### RECORDED INFORMATION
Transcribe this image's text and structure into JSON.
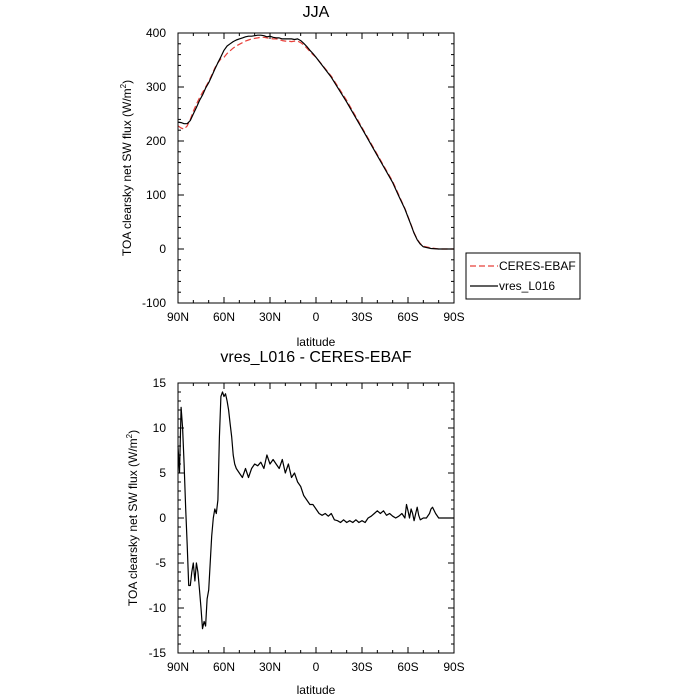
{
  "chart_data": [
    {
      "type": "line",
      "title": "JJA",
      "xlabel": "latitude",
      "ylabel": "TOA clearsky net SW flux (W/m",
      "ylabel_sup": "2",
      "ylabel_end": ")",
      "xlim": [
        90,
        -90
      ],
      "ylim": [
        -100,
        400
      ],
      "xticks": [
        90,
        60,
        30,
        0,
        -30,
        -60,
        -90
      ],
      "xtick_labels": [
        "90N",
        "60N",
        "30N",
        "0",
        "30S",
        "60S",
        "90S"
      ],
      "yticks": [
        -100,
        0,
        100,
        200,
        300,
        400
      ],
      "ytick_labels": [
        "-100",
        "0",
        "100",
        "200",
        "300",
        "400"
      ],
      "legend_position": "right",
      "series": [
        {
          "name": "CERES-EBAF",
          "color": "#e8403a",
          "dash": true,
          "x": [
            90,
            88,
            86,
            84,
            82,
            80,
            78,
            76,
            74,
            72,
            70,
            68,
            66,
            64,
            62,
            60,
            58,
            56,
            54,
            52,
            50,
            48,
            46,
            44,
            42,
            40,
            38,
            36,
            34,
            32,
            30,
            28,
            26,
            24,
            22,
            20,
            18,
            16,
            14,
            12,
            10,
            8,
            6,
            4,
            2,
            0,
            -10,
            -20,
            -30,
            -40,
            -50,
            -54,
            -58,
            -60,
            -62,
            -64,
            -66,
            -68,
            -70,
            -75,
            -80,
            -85,
            -90
          ],
          "values": [
            228,
            224,
            222,
            228,
            240,
            255,
            268,
            280,
            290,
            300,
            310,
            322,
            335,
            345,
            352,
            355,
            362,
            367,
            372,
            376,
            379,
            382,
            385,
            387,
            389,
            390,
            391,
            392,
            392,
            391,
            390,
            389,
            389,
            388,
            386,
            385,
            385,
            384,
            385,
            385,
            382,
            378,
            372,
            366,
            360,
            355,
            320,
            275,
            225,
            175,
            125,
            100,
            75,
            60,
            45,
            30,
            18,
            10,
            5,
            2,
            0,
            0,
            0
          ]
        },
        {
          "name": "vres_L016",
          "color": "#000000",
          "dash": false,
          "x": [
            90,
            88,
            86,
            84,
            82,
            80,
            78,
            76,
            74,
            72,
            70,
            68,
            66,
            64,
            62,
            60,
            58,
            56,
            54,
            52,
            50,
            48,
            46,
            44,
            42,
            40,
            38,
            36,
            34,
            32,
            30,
            28,
            26,
            24,
            22,
            20,
            18,
            16,
            14,
            12,
            10,
            8,
            6,
            4,
            2,
            0,
            -10,
            -20,
            -30,
            -40,
            -50,
            -54,
            -58,
            -60,
            -62,
            -64,
            -66,
            -68,
            -70,
            -75,
            -80,
            -85,
            -90
          ],
          "values": [
            235,
            234,
            232,
            232,
            238,
            250,
            262,
            275,
            285,
            298,
            308,
            320,
            333,
            345,
            356,
            368,
            376,
            380,
            384,
            387,
            389,
            391,
            393,
            394,
            394,
            395,
            396,
            396,
            395,
            393,
            394,
            392,
            391,
            391,
            389,
            389,
            389,
            389,
            388,
            389,
            386,
            381,
            375,
            368,
            362,
            355,
            318,
            272,
            223,
            173,
            123,
            98,
            74,
            59,
            44,
            29,
            17,
            9,
            4,
            1,
            0,
            0,
            0
          ]
        }
      ]
    },
    {
      "type": "line",
      "title": "vres_L016 - CERES-EBAF",
      "xlabel": "latitude",
      "ylabel": "TOA clearsky net SW flux (W/m",
      "ylabel_sup": "2",
      "ylabel_end": ")",
      "xlim": [
        90,
        -90
      ],
      "ylim": [
        -15,
        15
      ],
      "xticks": [
        90,
        60,
        30,
        0,
        -30,
        -60,
        -90
      ],
      "xtick_labels": [
        "90N",
        "60N",
        "30N",
        "0",
        "30S",
        "60S",
        "90S"
      ],
      "yticks": [
        -15,
        -10,
        -5,
        0,
        5,
        10,
        15
      ],
      "ytick_labels": [
        "-15",
        "-10",
        "-5",
        "0",
        "5",
        "10",
        "15"
      ],
      "series": [
        {
          "name": "vres_L016 - CERES-EBAF",
          "color": "#000000",
          "dash": false,
          "x": [
            90,
            89,
            88,
            87,
            86,
            85,
            84,
            83,
            82,
            81,
            80,
            79,
            78,
            77,
            76,
            75,
            74,
            73,
            72,
            71,
            70,
            69,
            68,
            67,
            66,
            65,
            64,
            63,
            62,
            61,
            60,
            59,
            58,
            57,
            56,
            55,
            54,
            53,
            52,
            50,
            48,
            46,
            44,
            42,
            40,
            38,
            36,
            34,
            32,
            30,
            28,
            26,
            24,
            22,
            20,
            18,
            16,
            14,
            12,
            10,
            8,
            6,
            4,
            2,
            0,
            -2,
            -4,
            -6,
            -8,
            -10,
            -12,
            -14,
            -16,
            -18,
            -20,
            -22,
            -24,
            -26,
            -28,
            -30,
            -32,
            -34,
            -36,
            -38,
            -40,
            -42,
            -44,
            -46,
            -48,
            -50,
            -52,
            -54,
            -56,
            -58,
            -59,
            -60,
            -61,
            -62,
            -63,
            -64,
            -65,
            -66,
            -67,
            -68,
            -70,
            -72,
            -74,
            -75,
            -76,
            -78,
            -80,
            -85,
            -90
          ],
          "values": [
            8,
            5,
            12.3,
            10,
            6,
            1,
            -3,
            -7.5,
            -7.5,
            -6,
            -5,
            -7,
            -5,
            -6,
            -8,
            -10,
            -12.3,
            -11.5,
            -12,
            -9,
            -8,
            -5,
            -2,
            0,
            1,
            0.5,
            2,
            9,
            13.5,
            14,
            13.5,
            13.8,
            13,
            12,
            10.5,
            9,
            7,
            6,
            5.5,
            5,
            4.5,
            5.5,
            4.5,
            5.5,
            6,
            5.8,
            6.2,
            5.5,
            7,
            6,
            6.5,
            6,
            5.5,
            6.5,
            5,
            6,
            4.5,
            5,
            4,
            3.5,
            2.5,
            2,
            1.5,
            1.5,
            1,
            0.5,
            0.3,
            0.5,
            0.2,
            0.5,
            -0.2,
            -0.3,
            -0.5,
            -0.2,
            -0.5,
            -0.3,
            -0.5,
            -0.2,
            -0.5,
            -0.3,
            -0.5,
            0,
            0.2,
            0.5,
            0.8,
            0.5,
            0.8,
            0.3,
            0.5,
            0.2,
            0,
            0.2,
            0.5,
            0,
            1.5,
            0.8,
            0,
            1,
            0.5,
            -0.3,
            0.5,
            1.2,
            0.3,
            -0.2,
            0,
            0,
            0.5,
            1,
            1.2,
            0.5,
            0,
            0,
            0
          ]
        }
      ]
    }
  ]
}
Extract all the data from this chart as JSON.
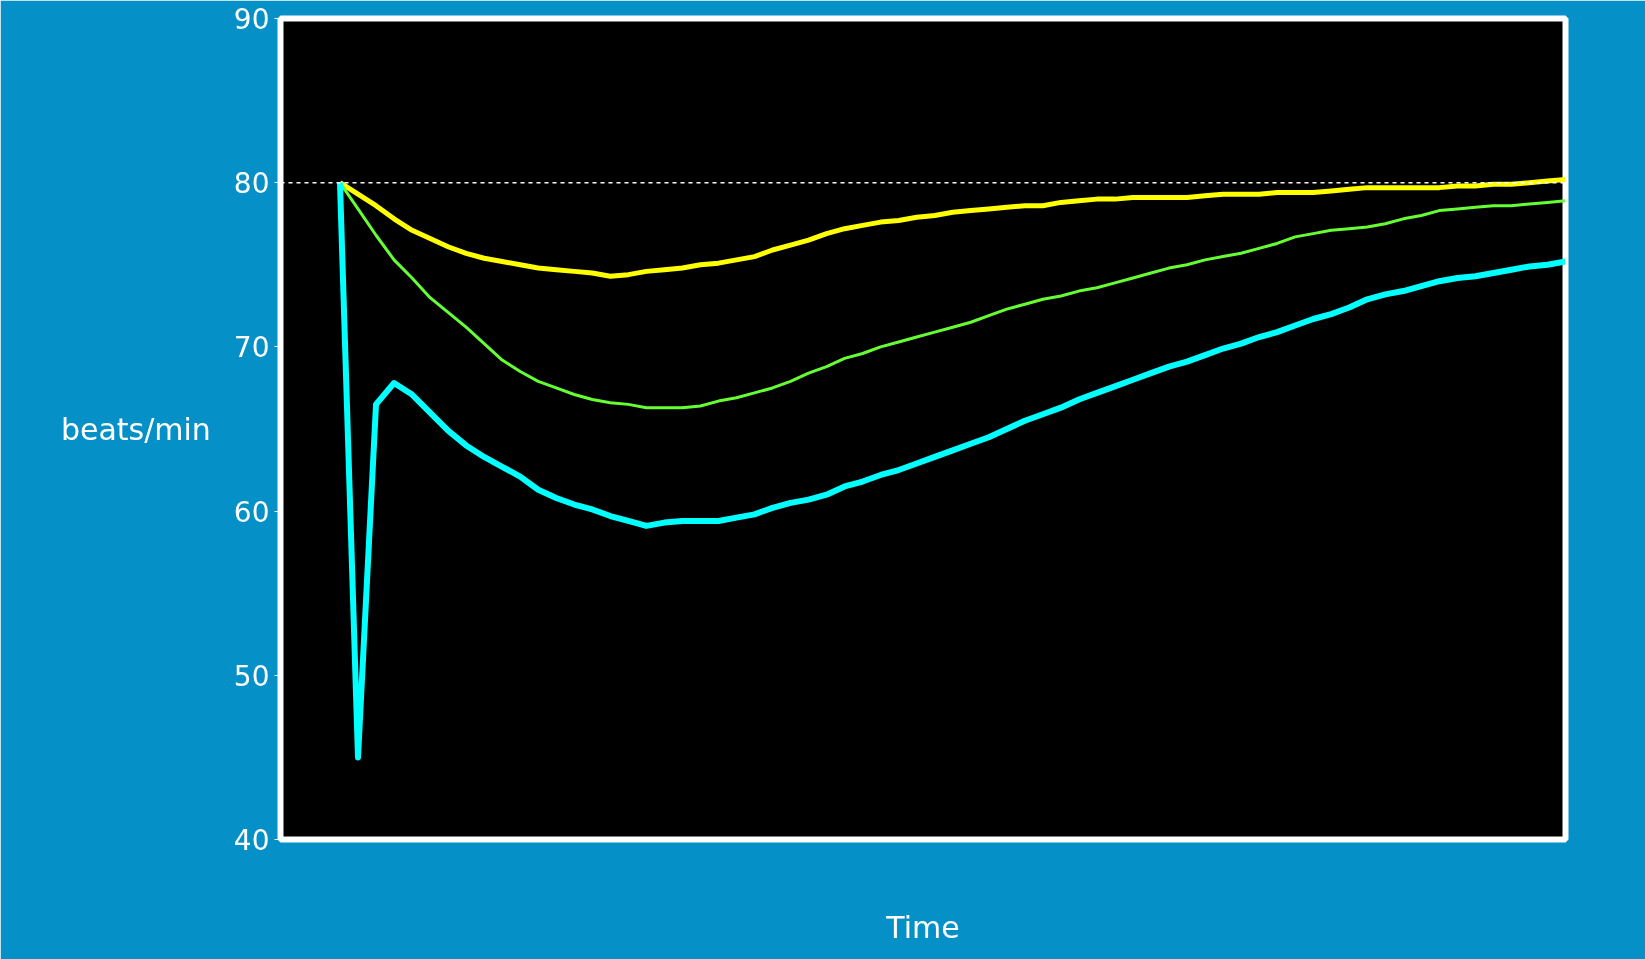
{
  "chart_data": {
    "type": "line",
    "xlabel": "Time",
    "ylabel": "beats/min",
    "categories": [
      null,
      null,
      null,
      null,
      null,
      null,
      null,
      null,
      null,
      null,
      null,
      null,
      null,
      null,
      null,
      null,
      null,
      null,
      null,
      null,
      null,
      null,
      null,
      null,
      null,
      null,
      null,
      null,
      null,
      null,
      null,
      null,
      null,
      null,
      null,
      null,
      null,
      null,
      null,
      null,
      null,
      null,
      null,
      null,
      null,
      null,
      null,
      null,
      null,
      null,
      null,
      null,
      null,
      null,
      null,
      null,
      null,
      null,
      null,
      null,
      null,
      null,
      null,
      null,
      null,
      null,
      null,
      null,
      null
    ],
    "ylim": [
      40,
      90
    ],
    "yticks": [
      40,
      50,
      60,
      70,
      80,
      90
    ],
    "grid": false,
    "line_style": "solid",
    "ref_lines": [
      {
        "axis": "y",
        "value": 80,
        "color": "#ffffff",
        "line_style": "dashed"
      }
    ],
    "series": [
      {
        "color": "#ffff00",
        "values": [
          80.0,
          79.3,
          78.6,
          77.8,
          77.1,
          76.6,
          76.1,
          75.7,
          75.4,
          75.2,
          75.0,
          74.8,
          74.7,
          74.6,
          74.5,
          74.3,
          74.4,
          74.6,
          74.7,
          74.8,
          75.0,
          75.1,
          75.3,
          75.5,
          75.9,
          76.2,
          76.5,
          76.9,
          77.2,
          77.4,
          77.6,
          77.7,
          77.9,
          78.0,
          78.2,
          78.3,
          78.4,
          78.5,
          78.6,
          78.6,
          78.8,
          78.9,
          79.0,
          79.0,
          79.1,
          79.1,
          79.1,
          79.1,
          79.2,
          79.3,
          79.3,
          79.3,
          79.4,
          79.4,
          79.4,
          79.5,
          79.6,
          79.7,
          79.7,
          79.7,
          79.7,
          79.7,
          79.8,
          79.8,
          79.9,
          79.9,
          80.0,
          80.1,
          80.2
        ]
      },
      {
        "color": "#66ff33",
        "values": [
          80.0,
          78.4,
          76.8,
          75.3,
          74.2,
          73.0,
          72.1,
          71.2,
          70.2,
          69.2,
          68.5,
          67.9,
          67.5,
          67.1,
          66.8,
          66.6,
          66.5,
          66.3,
          66.3,
          66.3,
          66.4,
          66.7,
          66.9,
          67.2,
          67.5,
          67.9,
          68.4,
          68.8,
          69.3,
          69.6,
          70.0,
          70.3,
          70.6,
          70.9,
          71.2,
          71.5,
          71.9,
          72.3,
          72.6,
          72.9,
          73.1,
          73.4,
          73.6,
          73.9,
          74.2,
          74.5,
          74.8,
          75.0,
          75.3,
          75.5,
          75.7,
          76.0,
          76.3,
          76.7,
          76.9,
          77.1,
          77.2,
          77.3,
          77.5,
          77.8,
          78.0,
          78.3,
          78.4,
          78.5,
          78.6,
          78.6,
          78.7,
          78.8,
          78.9
        ]
      },
      {
        "color": "#00ffff",
        "values": [
          80.0,
          45.0,
          66.5,
          67.8,
          67.1,
          66.0,
          64.9,
          64.0,
          63.3,
          62.7,
          62.1,
          61.3,
          60.8,
          60.4,
          60.1,
          59.7,
          59.4,
          59.1,
          59.3,
          59.4,
          59.4,
          59.4,
          59.6,
          59.8,
          60.2,
          60.5,
          60.7,
          61.0,
          61.5,
          61.8,
          62.2,
          62.5,
          62.9,
          63.3,
          63.7,
          64.1,
          64.5,
          65.0,
          65.5,
          65.9,
          66.3,
          66.8,
          67.2,
          67.6,
          68.0,
          68.4,
          68.8,
          69.1,
          69.5,
          69.9,
          70.2,
          70.6,
          70.9,
          71.3,
          71.7,
          72.0,
          72.4,
          72.9,
          73.2,
          73.4,
          73.7,
          74.0,
          74.2,
          74.3,
          74.5,
          74.7,
          74.9,
          75.0,
          75.2
        ]
      }
    ]
  }
}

### DIRECTIONS FOR THIS TASK
Work out how many lines of the data above hold the word "CERES", and write only the count.

### SOLUTION BELOW
3